* Task brief: Look for "General" in the listing below. Gather each line that contains it.

* Supplied information:
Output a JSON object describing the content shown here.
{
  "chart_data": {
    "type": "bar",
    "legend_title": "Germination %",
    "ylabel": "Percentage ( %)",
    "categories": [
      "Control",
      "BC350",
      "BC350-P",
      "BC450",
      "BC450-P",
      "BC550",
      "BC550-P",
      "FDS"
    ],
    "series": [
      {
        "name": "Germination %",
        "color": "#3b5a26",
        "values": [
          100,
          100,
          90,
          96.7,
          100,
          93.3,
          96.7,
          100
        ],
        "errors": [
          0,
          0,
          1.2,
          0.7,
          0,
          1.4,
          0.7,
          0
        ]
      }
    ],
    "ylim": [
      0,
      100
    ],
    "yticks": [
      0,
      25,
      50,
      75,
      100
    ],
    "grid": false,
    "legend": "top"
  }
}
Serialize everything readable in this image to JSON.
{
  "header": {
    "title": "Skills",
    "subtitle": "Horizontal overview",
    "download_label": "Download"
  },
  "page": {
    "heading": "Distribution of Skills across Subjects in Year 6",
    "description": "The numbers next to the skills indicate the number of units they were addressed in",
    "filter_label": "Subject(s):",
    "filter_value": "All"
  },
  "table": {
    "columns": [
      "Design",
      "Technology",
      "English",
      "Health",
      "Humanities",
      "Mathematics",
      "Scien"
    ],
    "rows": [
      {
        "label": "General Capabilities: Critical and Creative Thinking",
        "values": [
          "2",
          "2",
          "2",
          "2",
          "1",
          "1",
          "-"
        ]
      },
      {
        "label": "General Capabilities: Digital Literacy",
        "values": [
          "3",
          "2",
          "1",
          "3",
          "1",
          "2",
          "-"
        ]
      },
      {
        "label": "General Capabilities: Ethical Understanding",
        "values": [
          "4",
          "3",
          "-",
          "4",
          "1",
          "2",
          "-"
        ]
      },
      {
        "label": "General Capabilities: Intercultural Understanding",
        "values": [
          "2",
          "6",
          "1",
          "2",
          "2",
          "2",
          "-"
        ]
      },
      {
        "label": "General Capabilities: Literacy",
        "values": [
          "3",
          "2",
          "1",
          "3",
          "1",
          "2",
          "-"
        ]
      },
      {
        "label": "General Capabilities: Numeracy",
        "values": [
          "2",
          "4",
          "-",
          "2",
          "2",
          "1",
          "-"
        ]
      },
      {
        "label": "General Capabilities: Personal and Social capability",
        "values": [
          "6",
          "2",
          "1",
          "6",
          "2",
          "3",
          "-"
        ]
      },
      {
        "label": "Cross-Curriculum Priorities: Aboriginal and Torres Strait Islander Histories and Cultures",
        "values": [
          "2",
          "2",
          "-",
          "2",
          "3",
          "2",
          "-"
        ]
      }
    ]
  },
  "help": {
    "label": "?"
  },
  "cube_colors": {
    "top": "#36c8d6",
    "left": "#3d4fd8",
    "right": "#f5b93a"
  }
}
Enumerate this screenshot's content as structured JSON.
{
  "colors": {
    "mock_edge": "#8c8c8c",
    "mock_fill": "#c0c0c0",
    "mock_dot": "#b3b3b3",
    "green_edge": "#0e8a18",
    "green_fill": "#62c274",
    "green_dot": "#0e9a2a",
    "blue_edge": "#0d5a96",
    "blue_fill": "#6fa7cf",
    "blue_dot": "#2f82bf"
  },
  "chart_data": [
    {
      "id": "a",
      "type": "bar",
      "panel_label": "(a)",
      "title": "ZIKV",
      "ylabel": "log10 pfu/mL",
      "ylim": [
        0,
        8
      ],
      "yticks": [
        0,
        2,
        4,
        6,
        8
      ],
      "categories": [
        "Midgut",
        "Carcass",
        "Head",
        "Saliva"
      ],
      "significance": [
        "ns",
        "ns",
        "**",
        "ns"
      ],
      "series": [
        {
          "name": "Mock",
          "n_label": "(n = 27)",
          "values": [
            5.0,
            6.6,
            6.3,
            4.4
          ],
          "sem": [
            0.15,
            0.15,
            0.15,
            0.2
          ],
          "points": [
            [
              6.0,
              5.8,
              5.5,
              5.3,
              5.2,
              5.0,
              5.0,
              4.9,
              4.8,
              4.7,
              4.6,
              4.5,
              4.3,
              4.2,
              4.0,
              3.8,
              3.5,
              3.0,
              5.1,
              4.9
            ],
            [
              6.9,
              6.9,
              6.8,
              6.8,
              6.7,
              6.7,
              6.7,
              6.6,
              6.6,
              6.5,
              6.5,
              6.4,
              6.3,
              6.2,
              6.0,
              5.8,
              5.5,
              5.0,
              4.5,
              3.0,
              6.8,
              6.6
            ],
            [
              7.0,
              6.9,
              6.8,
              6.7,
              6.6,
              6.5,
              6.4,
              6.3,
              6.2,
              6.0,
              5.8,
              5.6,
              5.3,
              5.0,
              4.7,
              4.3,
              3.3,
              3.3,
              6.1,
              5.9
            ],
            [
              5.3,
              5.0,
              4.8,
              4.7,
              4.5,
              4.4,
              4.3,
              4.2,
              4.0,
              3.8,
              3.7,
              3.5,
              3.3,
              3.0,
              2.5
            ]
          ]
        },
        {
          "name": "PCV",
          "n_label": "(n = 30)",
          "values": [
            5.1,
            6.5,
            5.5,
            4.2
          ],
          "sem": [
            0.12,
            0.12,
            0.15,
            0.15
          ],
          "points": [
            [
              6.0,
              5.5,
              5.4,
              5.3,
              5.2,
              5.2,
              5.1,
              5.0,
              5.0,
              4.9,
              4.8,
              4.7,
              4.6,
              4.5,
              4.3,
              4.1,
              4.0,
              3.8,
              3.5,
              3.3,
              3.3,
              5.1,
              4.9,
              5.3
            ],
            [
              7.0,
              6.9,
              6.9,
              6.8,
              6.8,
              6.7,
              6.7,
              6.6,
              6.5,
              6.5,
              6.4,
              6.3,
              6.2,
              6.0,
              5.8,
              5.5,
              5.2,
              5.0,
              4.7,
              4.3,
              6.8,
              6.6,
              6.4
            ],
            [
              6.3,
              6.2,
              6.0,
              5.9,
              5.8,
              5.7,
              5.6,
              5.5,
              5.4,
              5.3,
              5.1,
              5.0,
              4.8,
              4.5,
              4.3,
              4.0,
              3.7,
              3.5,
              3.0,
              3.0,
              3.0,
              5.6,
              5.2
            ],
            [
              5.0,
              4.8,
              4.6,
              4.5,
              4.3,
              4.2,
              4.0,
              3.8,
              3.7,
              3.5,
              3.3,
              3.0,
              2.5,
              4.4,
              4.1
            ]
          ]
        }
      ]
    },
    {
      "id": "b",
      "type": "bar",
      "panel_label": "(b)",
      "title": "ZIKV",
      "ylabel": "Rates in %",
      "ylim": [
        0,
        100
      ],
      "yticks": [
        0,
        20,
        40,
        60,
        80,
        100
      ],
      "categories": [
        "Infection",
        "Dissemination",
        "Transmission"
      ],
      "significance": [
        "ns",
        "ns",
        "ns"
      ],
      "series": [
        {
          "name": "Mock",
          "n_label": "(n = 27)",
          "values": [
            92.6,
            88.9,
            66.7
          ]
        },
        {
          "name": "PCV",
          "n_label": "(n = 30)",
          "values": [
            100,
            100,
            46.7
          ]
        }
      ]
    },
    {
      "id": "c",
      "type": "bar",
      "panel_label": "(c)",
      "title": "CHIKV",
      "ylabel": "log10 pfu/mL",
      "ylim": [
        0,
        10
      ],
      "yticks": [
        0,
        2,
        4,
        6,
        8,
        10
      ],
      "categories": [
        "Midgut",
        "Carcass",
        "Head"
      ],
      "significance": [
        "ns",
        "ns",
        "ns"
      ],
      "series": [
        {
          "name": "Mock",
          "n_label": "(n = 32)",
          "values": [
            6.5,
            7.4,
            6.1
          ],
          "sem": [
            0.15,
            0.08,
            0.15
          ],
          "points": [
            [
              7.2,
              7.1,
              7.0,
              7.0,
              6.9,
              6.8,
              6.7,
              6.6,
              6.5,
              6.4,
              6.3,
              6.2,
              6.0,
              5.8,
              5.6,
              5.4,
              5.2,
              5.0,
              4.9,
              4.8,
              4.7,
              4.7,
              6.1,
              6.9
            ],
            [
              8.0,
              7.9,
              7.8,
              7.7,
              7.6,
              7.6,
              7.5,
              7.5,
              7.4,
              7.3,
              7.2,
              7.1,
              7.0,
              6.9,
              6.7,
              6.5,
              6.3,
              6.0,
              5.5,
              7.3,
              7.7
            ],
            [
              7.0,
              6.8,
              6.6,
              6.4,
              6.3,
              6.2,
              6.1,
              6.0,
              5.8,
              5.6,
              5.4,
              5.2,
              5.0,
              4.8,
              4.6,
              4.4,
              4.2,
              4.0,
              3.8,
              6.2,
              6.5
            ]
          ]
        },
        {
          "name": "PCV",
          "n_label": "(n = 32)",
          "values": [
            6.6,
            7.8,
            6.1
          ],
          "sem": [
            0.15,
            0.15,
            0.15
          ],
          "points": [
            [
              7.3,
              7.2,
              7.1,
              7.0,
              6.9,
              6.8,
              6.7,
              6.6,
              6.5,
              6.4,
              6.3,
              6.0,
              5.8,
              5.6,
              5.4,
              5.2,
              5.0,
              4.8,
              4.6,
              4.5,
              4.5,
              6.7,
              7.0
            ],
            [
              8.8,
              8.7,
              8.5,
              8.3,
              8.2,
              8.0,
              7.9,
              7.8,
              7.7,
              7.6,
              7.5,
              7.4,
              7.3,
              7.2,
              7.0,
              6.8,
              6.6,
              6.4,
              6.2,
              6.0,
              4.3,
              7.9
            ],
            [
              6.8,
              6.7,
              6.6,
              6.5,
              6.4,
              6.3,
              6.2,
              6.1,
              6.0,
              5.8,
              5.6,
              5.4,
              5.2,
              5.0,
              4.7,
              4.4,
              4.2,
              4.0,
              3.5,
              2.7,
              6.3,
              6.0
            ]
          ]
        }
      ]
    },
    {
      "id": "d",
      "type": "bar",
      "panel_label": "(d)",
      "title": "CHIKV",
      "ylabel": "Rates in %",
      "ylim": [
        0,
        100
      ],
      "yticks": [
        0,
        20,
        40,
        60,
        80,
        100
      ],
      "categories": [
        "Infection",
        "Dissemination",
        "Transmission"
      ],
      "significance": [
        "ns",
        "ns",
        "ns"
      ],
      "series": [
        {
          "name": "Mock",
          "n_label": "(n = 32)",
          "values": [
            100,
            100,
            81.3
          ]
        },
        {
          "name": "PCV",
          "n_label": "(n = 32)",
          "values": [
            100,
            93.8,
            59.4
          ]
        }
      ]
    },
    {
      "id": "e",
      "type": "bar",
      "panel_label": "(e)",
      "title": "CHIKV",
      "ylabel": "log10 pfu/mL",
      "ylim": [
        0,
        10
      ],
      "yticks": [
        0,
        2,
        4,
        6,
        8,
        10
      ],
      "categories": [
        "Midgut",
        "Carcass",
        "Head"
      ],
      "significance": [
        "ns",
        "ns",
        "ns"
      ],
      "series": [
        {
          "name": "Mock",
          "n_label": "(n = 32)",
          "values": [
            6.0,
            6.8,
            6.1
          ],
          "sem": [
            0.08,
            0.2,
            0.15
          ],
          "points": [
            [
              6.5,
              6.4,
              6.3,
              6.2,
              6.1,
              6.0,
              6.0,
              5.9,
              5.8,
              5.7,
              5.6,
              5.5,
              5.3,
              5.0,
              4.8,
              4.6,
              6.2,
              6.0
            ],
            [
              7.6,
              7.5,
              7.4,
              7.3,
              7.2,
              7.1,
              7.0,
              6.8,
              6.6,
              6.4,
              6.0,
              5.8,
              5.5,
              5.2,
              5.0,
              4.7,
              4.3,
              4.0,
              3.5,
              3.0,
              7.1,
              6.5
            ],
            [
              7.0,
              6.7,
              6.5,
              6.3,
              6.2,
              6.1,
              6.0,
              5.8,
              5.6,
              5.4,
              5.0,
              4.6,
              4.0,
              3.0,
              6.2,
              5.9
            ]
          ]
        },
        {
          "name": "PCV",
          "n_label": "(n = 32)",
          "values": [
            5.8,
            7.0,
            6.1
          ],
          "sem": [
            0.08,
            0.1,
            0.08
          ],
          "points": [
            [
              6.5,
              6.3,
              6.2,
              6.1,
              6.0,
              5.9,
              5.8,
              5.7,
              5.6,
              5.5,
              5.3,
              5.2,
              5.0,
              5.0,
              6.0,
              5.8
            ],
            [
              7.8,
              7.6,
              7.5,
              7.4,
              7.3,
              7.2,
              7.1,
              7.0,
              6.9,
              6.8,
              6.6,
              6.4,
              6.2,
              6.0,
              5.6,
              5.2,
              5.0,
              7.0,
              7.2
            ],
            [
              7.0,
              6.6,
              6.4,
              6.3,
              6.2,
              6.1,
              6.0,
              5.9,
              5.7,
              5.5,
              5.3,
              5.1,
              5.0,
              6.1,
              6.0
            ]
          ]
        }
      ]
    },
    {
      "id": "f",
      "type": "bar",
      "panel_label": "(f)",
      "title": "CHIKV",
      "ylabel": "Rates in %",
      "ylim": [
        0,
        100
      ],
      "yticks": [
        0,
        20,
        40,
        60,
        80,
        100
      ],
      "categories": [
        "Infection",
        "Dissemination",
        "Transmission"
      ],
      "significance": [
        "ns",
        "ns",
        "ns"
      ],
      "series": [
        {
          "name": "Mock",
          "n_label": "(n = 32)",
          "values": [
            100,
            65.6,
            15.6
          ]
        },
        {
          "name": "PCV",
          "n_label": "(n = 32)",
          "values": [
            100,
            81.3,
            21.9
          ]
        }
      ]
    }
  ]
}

* Full response:
        "label": "General Capabilities: Critical and Creative Thinking",
        "label": "General Capabilities: Digital Literacy",
        "label": "General Capabilities: Ethical Understanding",
        "label": "General Capabilities: Intercultural Understanding",
        "label": "General Capabilities: Literacy",
        "label": "General Capabilities: Numeracy",
        "label": "General Capabilities: Personal and Social capability",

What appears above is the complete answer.